### Text shown

Let him have his little time in the spotlight. But remind him you are the one at home backing him up. It's great to be good at work. But at the end of your life nobody looks back and says...gee I wish I spent more time at work.

I commend you and not wanting to be a stupid, loser cheater.


----------



## MsLonely (Sep 23, 2010)

You're pretty and hot but there's something bugging him.

You will need to get him to open his mouth because usually men won't tell you what they truely think because they don't want to hear you complain and they don't want to hurt you.

My other idea is plan a trip for yourself without him : How can he miss you if you NEVER go away?

Having a great holiday in a fancy hotel, enjoying some great meals and relaxing spa... (spend his money, for he must pay for his flirtings with other chicks and for water fees, the tears you had for him. )

Be nice to yourself. 
Be comfident.
Take good care of your emotional & phisical needs.

In this case, you will be more happy and when you're happy, you're more attractive.

Women up!


----------



## justagirl123 (Mar 15, 2011)

It is so awful to be lonely in a marriage. I know how you feel. I wish I knew the answer. If I did, I would shout it from the mountaintops! I know it probably doesn't help much, but you are not alone. I'm going through the same thing. It's incredibly hard to walk away from someone you love, someone you've built a family with, likewise it is incredibly hard to feel lonely and unwanted. Hugs! Let me know if you find something that works to help your situation.

### Information provided
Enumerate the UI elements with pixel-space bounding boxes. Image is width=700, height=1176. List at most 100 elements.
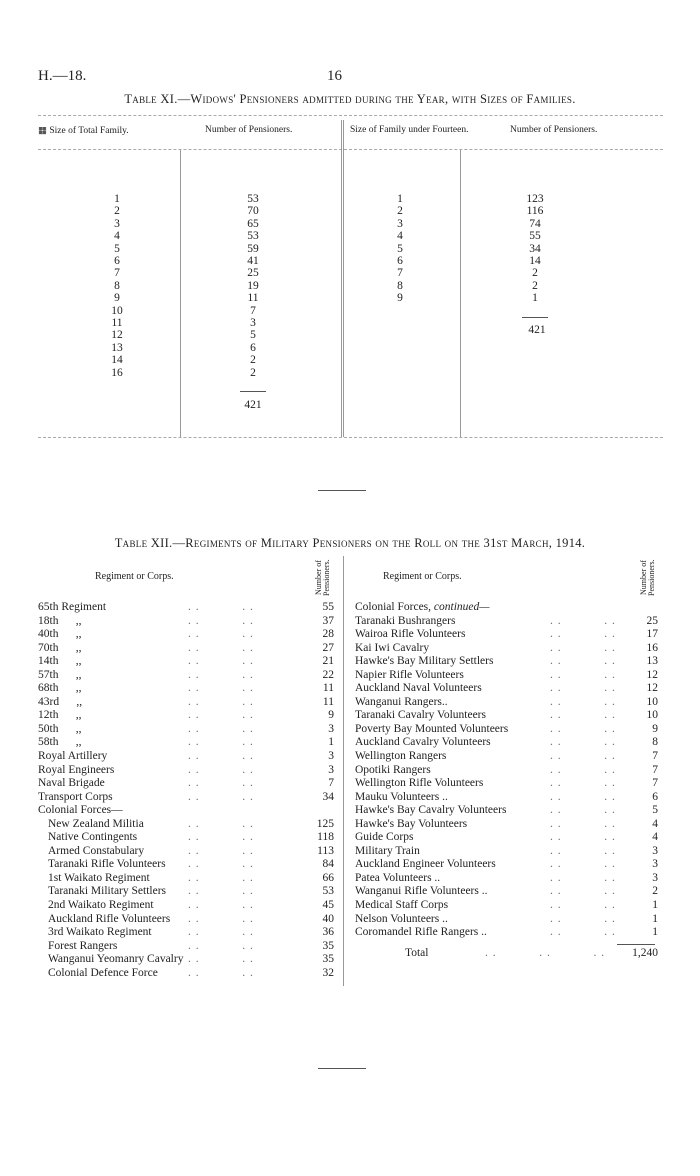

### Requirement
Retype everything from "Be nice to yourself." down to "(Mar 15, 2011)" in the marriage advice thread above, character for character.

### Answer below
Be nice to yourself. 
Be comfident.
Take good care of your emotional & phisical needs.

In this case, you will be more happy and when you're happy, you're more attractive.

Women up!


----------



## justagirl123 (Mar 15, 2011)